EXERCISE TASK - Retype the stretch of data from its first line through the line that contains "task-icon: [76, 182, 89, 198]", with both ends included.

# # # #

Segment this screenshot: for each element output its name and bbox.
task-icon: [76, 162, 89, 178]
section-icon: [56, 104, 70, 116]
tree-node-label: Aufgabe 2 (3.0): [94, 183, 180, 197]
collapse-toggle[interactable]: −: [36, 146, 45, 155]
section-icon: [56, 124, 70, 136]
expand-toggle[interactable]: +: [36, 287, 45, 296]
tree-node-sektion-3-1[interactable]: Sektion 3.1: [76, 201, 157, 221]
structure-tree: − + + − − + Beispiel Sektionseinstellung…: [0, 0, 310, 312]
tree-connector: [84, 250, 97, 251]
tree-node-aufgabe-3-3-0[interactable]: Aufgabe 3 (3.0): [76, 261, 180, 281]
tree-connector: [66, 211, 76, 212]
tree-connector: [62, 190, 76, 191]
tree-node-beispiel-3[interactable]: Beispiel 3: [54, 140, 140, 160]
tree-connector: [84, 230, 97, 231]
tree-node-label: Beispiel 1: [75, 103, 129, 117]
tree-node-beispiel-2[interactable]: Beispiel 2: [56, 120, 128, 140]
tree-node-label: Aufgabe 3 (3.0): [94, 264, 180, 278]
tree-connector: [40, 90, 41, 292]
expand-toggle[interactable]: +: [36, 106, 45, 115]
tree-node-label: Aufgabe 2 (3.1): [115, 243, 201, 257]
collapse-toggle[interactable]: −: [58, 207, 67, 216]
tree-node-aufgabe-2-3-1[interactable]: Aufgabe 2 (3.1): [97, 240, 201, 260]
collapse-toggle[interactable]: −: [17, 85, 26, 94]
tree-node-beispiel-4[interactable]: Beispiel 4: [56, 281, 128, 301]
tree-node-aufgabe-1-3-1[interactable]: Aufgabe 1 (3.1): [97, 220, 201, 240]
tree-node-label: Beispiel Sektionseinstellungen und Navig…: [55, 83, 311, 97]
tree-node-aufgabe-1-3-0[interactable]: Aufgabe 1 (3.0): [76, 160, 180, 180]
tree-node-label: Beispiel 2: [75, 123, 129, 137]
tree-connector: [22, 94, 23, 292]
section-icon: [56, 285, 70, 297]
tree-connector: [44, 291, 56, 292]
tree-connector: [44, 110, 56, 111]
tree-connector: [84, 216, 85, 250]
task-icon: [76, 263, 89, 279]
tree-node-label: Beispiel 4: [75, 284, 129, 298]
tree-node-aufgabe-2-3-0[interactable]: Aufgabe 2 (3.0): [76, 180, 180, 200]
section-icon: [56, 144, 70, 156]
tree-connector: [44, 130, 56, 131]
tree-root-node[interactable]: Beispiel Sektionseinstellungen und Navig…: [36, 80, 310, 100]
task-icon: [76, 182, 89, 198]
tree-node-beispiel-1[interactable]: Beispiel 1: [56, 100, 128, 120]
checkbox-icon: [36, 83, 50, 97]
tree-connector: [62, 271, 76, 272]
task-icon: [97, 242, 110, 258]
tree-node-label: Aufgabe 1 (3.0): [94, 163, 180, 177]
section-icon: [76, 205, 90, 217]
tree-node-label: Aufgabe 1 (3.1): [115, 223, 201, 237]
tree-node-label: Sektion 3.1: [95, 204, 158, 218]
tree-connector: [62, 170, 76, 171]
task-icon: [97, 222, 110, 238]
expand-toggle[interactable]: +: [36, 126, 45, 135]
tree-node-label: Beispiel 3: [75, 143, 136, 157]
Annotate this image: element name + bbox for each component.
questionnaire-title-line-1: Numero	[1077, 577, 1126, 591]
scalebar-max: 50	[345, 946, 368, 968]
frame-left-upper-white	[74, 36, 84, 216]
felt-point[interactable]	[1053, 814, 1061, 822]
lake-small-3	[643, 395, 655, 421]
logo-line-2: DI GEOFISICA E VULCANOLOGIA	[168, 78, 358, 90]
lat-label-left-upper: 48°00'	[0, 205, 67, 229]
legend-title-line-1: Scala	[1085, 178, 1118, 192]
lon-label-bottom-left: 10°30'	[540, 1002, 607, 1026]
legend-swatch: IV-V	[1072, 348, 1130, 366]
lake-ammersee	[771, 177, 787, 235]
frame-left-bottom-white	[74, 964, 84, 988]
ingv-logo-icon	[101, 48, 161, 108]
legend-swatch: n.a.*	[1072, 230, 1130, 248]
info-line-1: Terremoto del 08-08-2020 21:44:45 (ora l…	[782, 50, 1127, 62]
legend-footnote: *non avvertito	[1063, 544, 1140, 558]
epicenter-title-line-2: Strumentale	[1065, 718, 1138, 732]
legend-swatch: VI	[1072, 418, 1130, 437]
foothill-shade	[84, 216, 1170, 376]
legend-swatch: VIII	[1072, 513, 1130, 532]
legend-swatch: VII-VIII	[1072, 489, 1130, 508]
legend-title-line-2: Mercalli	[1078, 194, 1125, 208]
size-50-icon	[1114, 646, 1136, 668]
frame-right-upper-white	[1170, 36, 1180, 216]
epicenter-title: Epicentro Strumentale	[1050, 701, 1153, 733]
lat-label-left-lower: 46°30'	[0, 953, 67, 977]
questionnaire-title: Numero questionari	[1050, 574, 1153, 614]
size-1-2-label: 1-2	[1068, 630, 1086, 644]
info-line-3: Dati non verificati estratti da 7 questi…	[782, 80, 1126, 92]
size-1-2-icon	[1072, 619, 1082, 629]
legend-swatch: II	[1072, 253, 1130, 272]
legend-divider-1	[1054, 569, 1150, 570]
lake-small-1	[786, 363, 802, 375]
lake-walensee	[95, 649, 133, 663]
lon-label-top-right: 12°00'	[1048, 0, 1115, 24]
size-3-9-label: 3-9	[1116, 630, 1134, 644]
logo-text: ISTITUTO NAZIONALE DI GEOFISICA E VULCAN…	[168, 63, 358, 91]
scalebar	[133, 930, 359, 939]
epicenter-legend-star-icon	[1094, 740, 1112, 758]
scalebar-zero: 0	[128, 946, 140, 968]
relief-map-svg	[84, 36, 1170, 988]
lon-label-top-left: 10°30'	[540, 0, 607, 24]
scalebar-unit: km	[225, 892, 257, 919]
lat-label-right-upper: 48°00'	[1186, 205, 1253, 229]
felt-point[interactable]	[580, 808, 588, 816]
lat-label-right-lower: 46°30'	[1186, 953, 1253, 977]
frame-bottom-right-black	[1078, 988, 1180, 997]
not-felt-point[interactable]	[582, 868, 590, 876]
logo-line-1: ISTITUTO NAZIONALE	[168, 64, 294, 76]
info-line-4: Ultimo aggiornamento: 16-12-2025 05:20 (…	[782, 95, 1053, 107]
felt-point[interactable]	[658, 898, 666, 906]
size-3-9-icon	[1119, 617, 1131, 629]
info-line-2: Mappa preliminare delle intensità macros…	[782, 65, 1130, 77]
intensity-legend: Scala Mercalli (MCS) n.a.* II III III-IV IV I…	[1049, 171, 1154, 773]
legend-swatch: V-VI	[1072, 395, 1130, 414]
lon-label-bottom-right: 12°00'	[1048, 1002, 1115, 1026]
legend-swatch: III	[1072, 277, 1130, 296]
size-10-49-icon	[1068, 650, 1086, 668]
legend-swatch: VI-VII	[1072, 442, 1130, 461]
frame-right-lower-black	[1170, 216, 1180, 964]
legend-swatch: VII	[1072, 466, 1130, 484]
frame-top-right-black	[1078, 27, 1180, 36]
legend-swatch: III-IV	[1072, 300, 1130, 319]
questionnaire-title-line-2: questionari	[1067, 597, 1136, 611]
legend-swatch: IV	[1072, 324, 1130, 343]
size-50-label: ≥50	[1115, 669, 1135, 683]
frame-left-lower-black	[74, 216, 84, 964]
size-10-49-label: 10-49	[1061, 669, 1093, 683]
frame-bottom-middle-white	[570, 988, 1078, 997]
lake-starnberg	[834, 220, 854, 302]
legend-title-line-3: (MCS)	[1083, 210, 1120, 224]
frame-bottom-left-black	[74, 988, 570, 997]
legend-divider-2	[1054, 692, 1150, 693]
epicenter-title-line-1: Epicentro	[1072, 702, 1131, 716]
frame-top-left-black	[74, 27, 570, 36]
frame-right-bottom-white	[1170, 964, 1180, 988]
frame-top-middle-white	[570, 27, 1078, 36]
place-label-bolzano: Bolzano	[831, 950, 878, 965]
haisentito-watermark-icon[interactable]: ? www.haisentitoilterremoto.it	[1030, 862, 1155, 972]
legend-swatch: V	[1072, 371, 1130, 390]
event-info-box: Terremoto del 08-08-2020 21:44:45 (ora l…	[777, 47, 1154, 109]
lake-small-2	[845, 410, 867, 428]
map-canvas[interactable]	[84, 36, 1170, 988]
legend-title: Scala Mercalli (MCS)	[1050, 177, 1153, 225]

# # # #

ANSWER BELOW -
Segment this screenshot: for each element output its name and bbox.
task-icon: [76, 162, 89, 178]
section-icon: [56, 104, 70, 116]
tree-node-label: Aufgabe 2 (3.0): [94, 183, 180, 197]
collapse-toggle[interactable]: −: [36, 146, 45, 155]
section-icon: [56, 124, 70, 136]
expand-toggle[interactable]: +: [36, 287, 45, 296]
tree-node-sektion-3-1[interactable]: Sektion 3.1: [76, 201, 157, 221]
structure-tree: − + + − − + Beispiel Sektionseinstellung…: [0, 0, 310, 312]
tree-connector: [84, 250, 97, 251]
tree-node-aufgabe-3-3-0[interactable]: Aufgabe 3 (3.0): [76, 261, 180, 281]
tree-connector: [66, 211, 76, 212]
tree-connector: [62, 190, 76, 191]
tree-node-beispiel-3[interactable]: Beispiel 3: [54, 140, 140, 160]
tree-connector: [84, 230, 97, 231]
tree-node-label: Beispiel 1: [75, 103, 129, 117]
tree-node-beispiel-2[interactable]: Beispiel 2: [56, 120, 128, 140]
tree-node-label: Aufgabe 3 (3.0): [94, 264, 180, 278]
tree-connector: [40, 90, 41, 292]
expand-toggle[interactable]: +: [36, 106, 45, 115]
tree-node-label: Aufgabe 2 (3.1): [115, 243, 201, 257]
collapse-toggle[interactable]: −: [58, 207, 67, 216]
tree-node-aufgabe-2-3-1[interactable]: Aufgabe 2 (3.1): [97, 240, 201, 260]
collapse-toggle[interactable]: −: [17, 85, 26, 94]
tree-node-beispiel-4[interactable]: Beispiel 4: [56, 281, 128, 301]
tree-node-aufgabe-1-3-1[interactable]: Aufgabe 1 (3.1): [97, 220, 201, 240]
tree-node-label: Beispiel Sektionseinstellungen und Navig…: [55, 83, 311, 97]
tree-node-aufgabe-1-3-0[interactable]: Aufgabe 1 (3.0): [76, 160, 180, 180]
tree-node-label: Beispiel 2: [75, 123, 129, 137]
tree-connector: [22, 94, 23, 292]
section-icon: [56, 285, 70, 297]
tree-connector: [44, 291, 56, 292]
tree-connector: [44, 110, 56, 111]
tree-connector: [84, 216, 85, 250]
task-icon: [76, 263, 89, 279]
tree-node-label: Beispiel 4: [75, 284, 129, 298]
tree-node-aufgabe-2-3-0[interactable]: Aufgabe 2 (3.0): [76, 180, 180, 200]
section-icon: [56, 144, 70, 156]
tree-connector: [44, 130, 56, 131]
tree-root-node[interactable]: Beispiel Sektionseinstellungen und Navig…: [36, 80, 310, 100]
task-icon: [76, 182, 89, 198]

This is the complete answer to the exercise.